# Work required
Leave out the pictures, then reproduce the rest of the material exactly.

# Material supplied
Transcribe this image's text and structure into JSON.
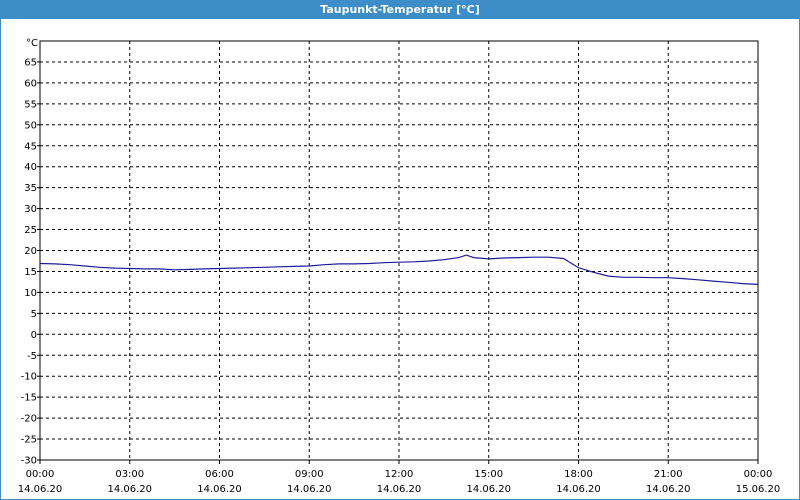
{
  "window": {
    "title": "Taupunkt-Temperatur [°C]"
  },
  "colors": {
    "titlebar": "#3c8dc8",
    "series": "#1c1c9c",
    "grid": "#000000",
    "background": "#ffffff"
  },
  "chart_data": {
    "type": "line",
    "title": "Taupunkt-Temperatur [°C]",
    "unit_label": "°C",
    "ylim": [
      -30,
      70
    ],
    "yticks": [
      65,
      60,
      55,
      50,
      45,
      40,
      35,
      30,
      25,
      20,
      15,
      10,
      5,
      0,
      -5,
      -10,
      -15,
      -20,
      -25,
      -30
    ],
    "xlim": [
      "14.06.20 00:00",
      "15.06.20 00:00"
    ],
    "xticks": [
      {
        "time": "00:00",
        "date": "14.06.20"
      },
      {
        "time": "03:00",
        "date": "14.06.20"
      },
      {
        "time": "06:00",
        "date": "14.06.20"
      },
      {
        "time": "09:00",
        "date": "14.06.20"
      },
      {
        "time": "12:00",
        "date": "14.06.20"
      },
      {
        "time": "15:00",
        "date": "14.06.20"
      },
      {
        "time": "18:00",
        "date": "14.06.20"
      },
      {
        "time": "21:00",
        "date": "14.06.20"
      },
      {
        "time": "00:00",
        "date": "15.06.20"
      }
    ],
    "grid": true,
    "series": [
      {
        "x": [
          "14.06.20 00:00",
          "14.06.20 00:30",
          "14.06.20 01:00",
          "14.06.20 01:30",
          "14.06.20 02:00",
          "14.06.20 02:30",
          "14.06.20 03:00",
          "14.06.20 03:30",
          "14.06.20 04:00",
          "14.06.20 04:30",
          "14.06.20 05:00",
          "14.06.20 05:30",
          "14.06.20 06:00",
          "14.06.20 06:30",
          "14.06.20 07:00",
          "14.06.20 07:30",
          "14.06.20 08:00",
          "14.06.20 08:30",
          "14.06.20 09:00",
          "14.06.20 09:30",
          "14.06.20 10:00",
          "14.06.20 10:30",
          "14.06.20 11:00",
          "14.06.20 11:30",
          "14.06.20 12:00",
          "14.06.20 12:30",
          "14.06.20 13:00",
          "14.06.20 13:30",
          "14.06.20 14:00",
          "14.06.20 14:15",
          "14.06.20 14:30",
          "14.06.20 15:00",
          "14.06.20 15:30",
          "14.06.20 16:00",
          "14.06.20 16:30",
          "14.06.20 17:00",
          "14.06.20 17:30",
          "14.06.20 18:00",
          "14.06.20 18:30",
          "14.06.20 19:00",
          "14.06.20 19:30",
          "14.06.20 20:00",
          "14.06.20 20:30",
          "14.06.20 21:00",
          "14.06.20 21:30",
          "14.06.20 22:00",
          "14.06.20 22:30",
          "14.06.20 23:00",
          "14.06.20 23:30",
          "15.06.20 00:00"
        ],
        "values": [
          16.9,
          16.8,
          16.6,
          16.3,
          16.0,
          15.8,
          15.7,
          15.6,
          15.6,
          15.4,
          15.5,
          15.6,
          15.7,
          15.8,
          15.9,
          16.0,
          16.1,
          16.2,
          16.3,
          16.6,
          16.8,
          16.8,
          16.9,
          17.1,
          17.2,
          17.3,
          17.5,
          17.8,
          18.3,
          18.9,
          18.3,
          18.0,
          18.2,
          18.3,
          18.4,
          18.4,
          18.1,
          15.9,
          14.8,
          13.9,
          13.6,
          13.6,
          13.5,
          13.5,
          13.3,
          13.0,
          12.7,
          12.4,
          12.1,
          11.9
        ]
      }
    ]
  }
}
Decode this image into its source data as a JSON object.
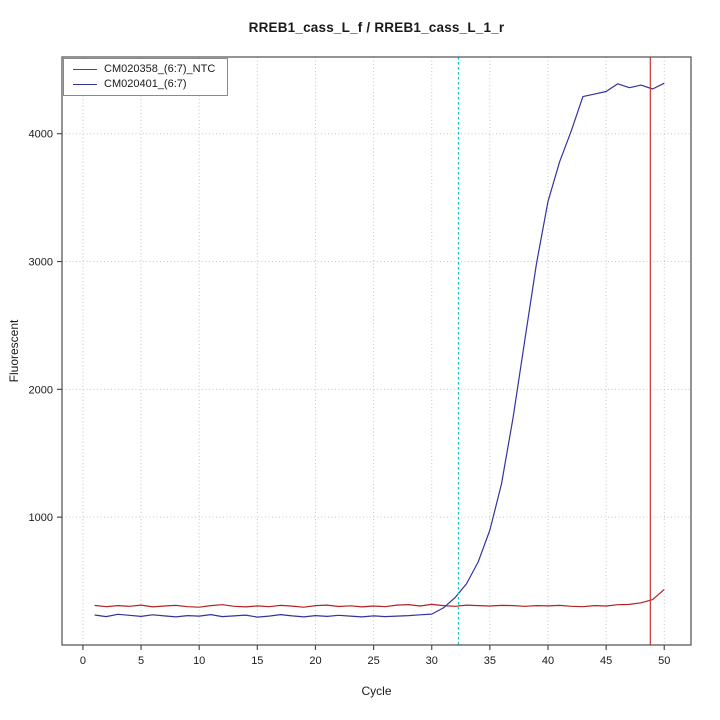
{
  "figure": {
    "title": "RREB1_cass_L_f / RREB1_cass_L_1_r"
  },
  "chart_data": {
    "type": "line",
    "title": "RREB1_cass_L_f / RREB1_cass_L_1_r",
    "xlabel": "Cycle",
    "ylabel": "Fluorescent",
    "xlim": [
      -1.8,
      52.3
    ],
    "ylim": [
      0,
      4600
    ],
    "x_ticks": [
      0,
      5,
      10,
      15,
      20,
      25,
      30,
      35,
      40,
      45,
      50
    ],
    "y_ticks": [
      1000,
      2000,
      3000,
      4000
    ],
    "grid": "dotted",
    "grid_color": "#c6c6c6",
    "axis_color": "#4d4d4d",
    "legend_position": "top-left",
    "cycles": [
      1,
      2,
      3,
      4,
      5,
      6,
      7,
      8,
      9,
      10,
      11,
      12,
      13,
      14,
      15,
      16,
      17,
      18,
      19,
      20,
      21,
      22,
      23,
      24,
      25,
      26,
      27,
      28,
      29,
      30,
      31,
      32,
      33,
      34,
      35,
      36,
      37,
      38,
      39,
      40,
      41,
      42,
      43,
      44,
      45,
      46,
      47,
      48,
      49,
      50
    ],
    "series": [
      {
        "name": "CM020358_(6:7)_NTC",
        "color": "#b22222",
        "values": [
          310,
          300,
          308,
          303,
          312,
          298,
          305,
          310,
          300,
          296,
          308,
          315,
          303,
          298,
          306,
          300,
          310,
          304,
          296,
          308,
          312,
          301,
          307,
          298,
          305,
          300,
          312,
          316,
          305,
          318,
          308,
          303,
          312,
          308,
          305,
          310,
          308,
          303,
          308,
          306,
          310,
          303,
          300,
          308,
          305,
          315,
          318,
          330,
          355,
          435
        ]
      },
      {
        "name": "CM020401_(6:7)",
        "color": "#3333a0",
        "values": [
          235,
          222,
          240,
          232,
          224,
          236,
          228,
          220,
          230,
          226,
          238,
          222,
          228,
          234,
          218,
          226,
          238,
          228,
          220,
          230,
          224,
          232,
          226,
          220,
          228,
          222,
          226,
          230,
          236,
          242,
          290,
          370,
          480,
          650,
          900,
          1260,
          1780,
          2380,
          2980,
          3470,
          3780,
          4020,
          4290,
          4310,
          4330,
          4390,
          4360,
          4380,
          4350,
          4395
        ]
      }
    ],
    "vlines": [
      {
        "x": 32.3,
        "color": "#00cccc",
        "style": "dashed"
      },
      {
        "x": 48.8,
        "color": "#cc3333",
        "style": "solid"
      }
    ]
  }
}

# Exercise solution
Transcribe this image's text and structure into JSON.
{
  "window": {
    "title": "Taupunkt-Temperatur [°C]"
  },
  "colors": {
    "titlebar": "#3c8dc8",
    "series": "#1c1c9c",
    "grid": "#000000",
    "background": "#ffffff"
  },
  "chart_data": {
    "type": "line",
    "title": "Taupunkt-Temperatur [°C]",
    "unit_label": "°C",
    "ylim": [
      -30,
      70
    ],
    "yticks": [
      65,
      60,
      55,
      50,
      45,
      40,
      35,
      30,
      25,
      20,
      15,
      10,
      5,
      0,
      -5,
      -10,
      -15,
      -20,
      -25,
      -30
    ],
    "xlim": [
      "14.06.20 00:00",
      "15.06.20 00:00"
    ],
    "xticks": [
      {
        "time": "00:00",
        "date": "14.06.20"
      },
      {
        "time": "03:00",
        "date": "14.06.20"
      },
      {
        "time": "06:00",
        "date": "14.06.20"
      },
      {
        "time": "09:00",
        "date": "14.06.20"
      },
      {
        "time": "12:00",
        "date": "14.06.20"
      },
      {
        "time": "15:00",
        "date": "14.06.20"
      },
      {
        "time": "18:00",
        "date": "14.06.20"
      },
      {
        "time": "21:00",
        "date": "14.06.20"
      },
      {
        "time": "00:00",
        "date": "15.06.20"
      }
    ],
    "grid": true,
    "series": [
      {
        "x": [
          "14.06.20 00:00",
          "14.06.20 00:30",
          "14.06.20 01:00",
          "14.06.20 01:30",
          "14.06.20 02:00",
          "14.06.20 02:30",
          "14.06.20 03:00",
          "14.06.20 03:30",
          "14.06.20 04:00",
          "14.06.20 04:30",
          "14.06.20 05:00",
          "14.06.20 05:30",
          "14.06.20 06:00",
          "14.06.20 06:30",
          "14.06.20 07:00",
          "14.06.20 07:30",
          "14.06.20 08:00",
          "14.06.20 08:30",
          "14.06.20 09:00",
          "14.06.20 09:30",
          "14.06.20 10:00",
          "14.06.20 10:30",
          "14.06.20 11:00",
          "14.06.20 11:30",
          "14.06.20 12:00",
          "14.06.20 12:30",
          "14.06.20 13:00",
          "14.06.20 13:30",
          "14.06.20 14:00",
          "14.06.20 14:15",
          "14.06.20 14:30",
          "14.06.20 15:00",
          "14.06.20 15:30",
          "14.06.20 16:00",
          "14.06.20 16:30",
          "14.06.20 17:00",
          "14.06.20 17:30",
          "14.06.20 18:00",
          "14.06.20 18:30",
          "14.06.20 19:00",
          "14.06.20 19:30",
          "14.06.20 20:00",
          "14.06.20 20:30",
          "14.06.20 21:00",
          "14.06.20 21:30",
          "14.06.20 22:00",
          "14.06.20 22:30",
          "14.06.20 23:00",
          "14.06.20 23:30",
          "15.06.20 00:00"
        ],
        "values": [
          16.9,
          16.8,
          16.6,
          16.3,
          16.0,
          15.8,
          15.7,
          15.6,
          15.6,
          15.4,
          15.5,
          15.6,
          15.7,
          15.8,
          15.9,
          16.0,
          16.1,
          16.2,
          16.3,
          16.6,
          16.8,
          16.8,
          16.9,
          17.1,
          17.2,
          17.3,
          17.5,
          17.8,
          18.3,
          18.9,
          18.3,
          18.0,
          18.2,
          18.3,
          18.4,
          18.4,
          18.1,
          15.9,
          14.8,
          13.9,
          13.6,
          13.6,
          13.5,
          13.5,
          13.3,
          13.0,
          12.7,
          12.4,
          12.1,
          11.9
        ]
      }
    ]
  }
}
Decode this image into its source data as a JSON object.
{
  "figure": {
    "title": "RREB1_cass_L_f / RREB1_cass_L_1_r"
  },
  "chart_data": {
    "type": "line",
    "title": "RREB1_cass_L_f / RREB1_cass_L_1_r",
    "xlabel": "Cycle",
    "ylabel": "Fluorescent",
    "xlim": [
      -1.8,
      52.3
    ],
    "ylim": [
      0,
      4600
    ],
    "x_ticks": [
      0,
      5,
      10,
      15,
      20,
      25,
      30,
      35,
      40,
      45,
      50
    ],
    "y_ticks": [
      1000,
      2000,
      3000,
      4000
    ],
    "grid": "dotted",
    "grid_color": "#c6c6c6",
    "axis_color": "#4d4d4d",
    "legend_position": "top-left",
    "cycles": [
      1,
      2,
      3,
      4,
      5,
      6,
      7,
      8,
      9,
      10,
      11,
      12,
      13,
      14,
      15,
      16,
      17,
      18,
      19,
      20,
      21,
      22,
      23,
      24,
      25,
      26,
      27,
      28,
      29,
      30,
      31,
      32,
      33,
      34,
      35,
      36,
      37,
      38,
      39,
      40,
      41,
      42,
      43,
      44,
      45,
      46,
      47,
      48,
      49,
      50
    ],
    "series": [
      {
        "name": "CM020358_(6:7)_NTC",
        "color": "#b22222",
        "values": [
          310,
          300,
          308,
          303,
          312,
          298,
          305,
          310,
          300,
          296,
          308,
          315,
          303,
          298,
          306,
          300,
          310,
          304,
          296,
          308,
          312,
          301,
          307,
          298,
          305,
          300,
          312,
          316,
          305,
          318,
          308,
          303,
          312,
          308,
          305,
          310,
          308,
          303,
          308,
          306,
          310,
          303,
          300,
          308,
          305,
          315,
          318,
          330,
          355,
          435
        ]
      },
      {
        "name": "CM020401_(6:7)",
        "color": "#3333a0",
        "values": [
          235,
          222,
          240,
          232,
          224,
          236,
          228,
          220,
          230,
          226,
          238,
          222,
          228,
          234,
          218,
          226,
          238,
          228,
          220,
          230,
          224,
          232,
          226,
          220,
          228,
          222,
          226,
          230,
          236,
          242,
          290,
          370,
          480,
          650,
          900,
          1260,
          1780,
          2380,
          2980,
          3470,
          3780,
          4020,
          4290,
          4310,
          4330,
          4390,
          4360,
          4380,
          4350,
          4395
        ]
      }
    ],
    "vlines": [
      {
        "x": 32.3,
        "color": "#00cccc",
        "style": "dashed"
      },
      {
        "x": 48.8,
        "color": "#cc3333",
        "style": "solid"
      }
    ]
  }
}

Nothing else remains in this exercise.